▶ _TO DO_:
- A) Reproduce the passage on Asian central banks between "Few expect the" and "need to tighten.", inclusive, replacing each "held" with "kept".
- B) Extend the passage on Asian central banks, picking up right after its final sentence.

The region’s six biggest monetary authorities, which oversee economies accounting for almost a third of global output, haven’t signaled a desire to fall in line with their Western counterparts to raise borrowing costs just yet.
Few expect the Bank of Japan to significantly change its massive bond buying program anytime soon. China’s authorities remain in supportive mode, even as they curb a lending binge. India is tipped to ease again, as growth sags and inflation slows to record lows, while South Korea, Indonesia and Australia are firmly on hold. Vietnam made a surprise cut last week.
Hours after Canada tightened policy for the first time in seven years, the Bank of Korea held rates steady and made it clear they are in no rush to raise borrowing costs. Bank Negara Malaysia also held its benchmark interest rate Thursday and gave few signs of a need to tighten.
"We’ve not seen a single central bank in Asia signal outright tightening," Frederic Neumann, co-head of Asian economic research at HSBC Holdings Plc in Hong Kong, told David Ingles on Bloomberg Radio.
The dovish outlook could change quickly, of course. The global economy’s strongest synchronized upswing since 2010 has seen Asian exports growing at the fastest pace in six years. The International Monetary Fund projects growth of 5.5 percent, the world’s strongest, for Asia-Pacific this year.
"A synchronized global recovery is improving Asia’s growth prospects and will prompt the region’s central banks to begin normalizing policy," said Chua Hak Bin, a Singapore-based senior economist with Maybank Kim Eng Research. "Policy divergence will slowly morph into policy synchronization."
Candidates to tighten could include the Philippines and Singapore, with potential for Indonesia to follow.
Still, a return to the days of moving in tandem with the Federal Reserve appear to be far away. While Janet Yellen has pulled the trigger four times since 2015, her Asian counterparts haven’t responded. Contained wage costs and subdued commodity prices are keeping a lid on inflation in much of Asia. Signs of a breakout in China’s factory prices--once tipped to revive global inflation--are fading.

▶ _PROVIDED MATERIAL_:
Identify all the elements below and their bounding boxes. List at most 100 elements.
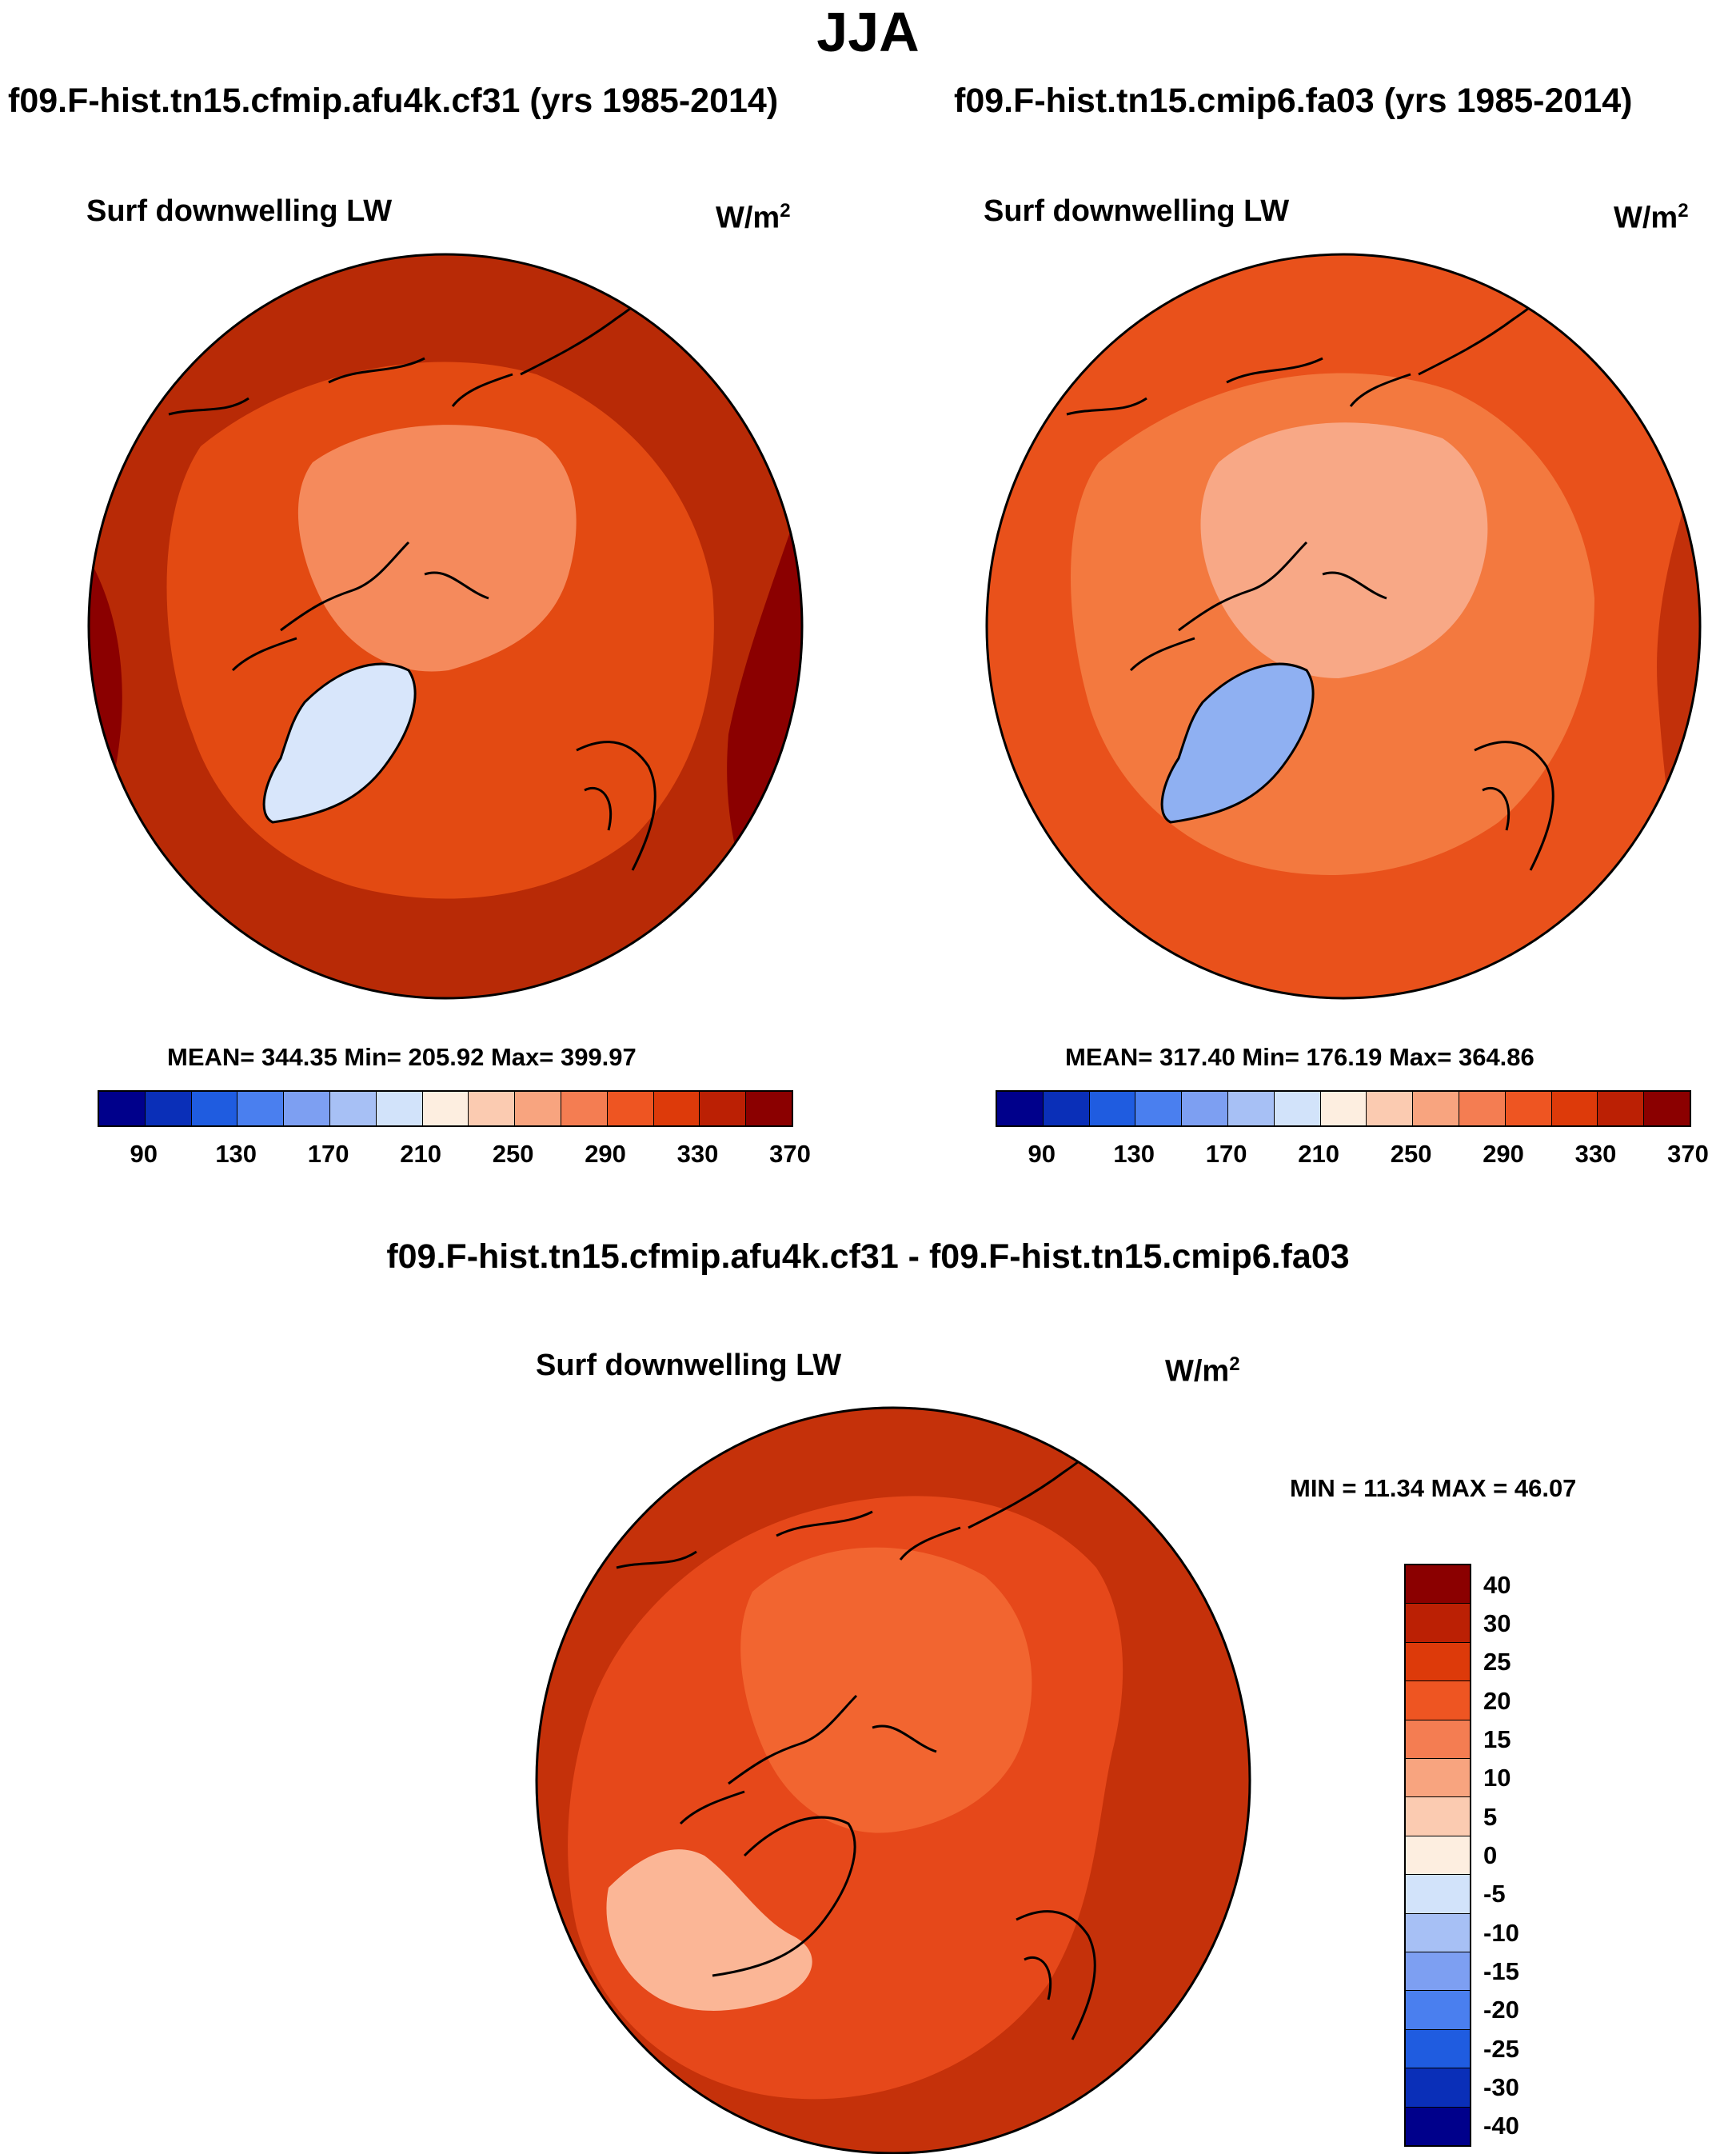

▶ _SOLVED TASKS_:
- A)
Few expect the Bank of Japan to significantly change its massive bond buying program anytime soon. China’s authorities remain in supportive mode, even as they curb a lending binge. India is tipped to ease again, as growth sags and inflation slows to record lows, while South Korea, Indonesia and Australia are firmly on hold. Vietnam made a surprise cut last week.
Hours after Canada tightened policy for the first time in seven years, the Bank of Korea kept rates steady and made it clear they are in no rush to raise borrowing costs. Bank Negara Malaysia also kept its benchmark interest rate Thursday and gave few signs of a need to tighten.

- B)
"They won’t be front-runners right after the Fed," Alicia Garcia Herrero, chief Asia-Pacific economist at Natixis SA in Hong Kong, told Bloomberg Television’s Yvonne Man.
Stronger currencies and soaring debt are other reasons why Asia’s central banks are cautious about lifting interest rates. China’s total debt pile has climbed to 260 percent of the economy’s size from 160 percent in 2008. Japan’s borrowing is more than twice the size of gross domestic product and household leverage in South Korea and Australia is at records.
Asia’s economies are also well placed to handle capital outflows in case major central banks raise rates, noted Shilan Shah, a Singapore-based economist at Capital Economics.
Then there’s Donald Trump. The threat of heightened trade tensions between the U.S. and China continue to linger, and the latest trade flare-up comes with South Korea. On top of this, there are worries over how the U.S. president will respond to North Korea, which weighs on sentiment.
China’s central bank is straddling both sides of the debate. On the one hand, it raised borrowing costs in the money market to cut leverage and to support the yuan, only to ease again. Growth in China’s broad money supply was the slowest on record in June. At the same time, growth in on-balance-sheet bank loans beat analyst expectations.
That’s because policy makers are ensuring sufficient credit is flowing to keep the economy on track for the government’s growth target of at least 6.5 percent this year. Gross domestic product is expected to grow at 6.8 percent in the first half, well above the official target, according to the median forecast of economists surveyed by Bloomberg.
"China’s monetary policy will remain neutral, not too tight or loose," said Gao Yuwei, a researcher at the Bank of China Ltd.’s Institute of International Finance in Beijing. "Unless there’s a big slide in economic growth."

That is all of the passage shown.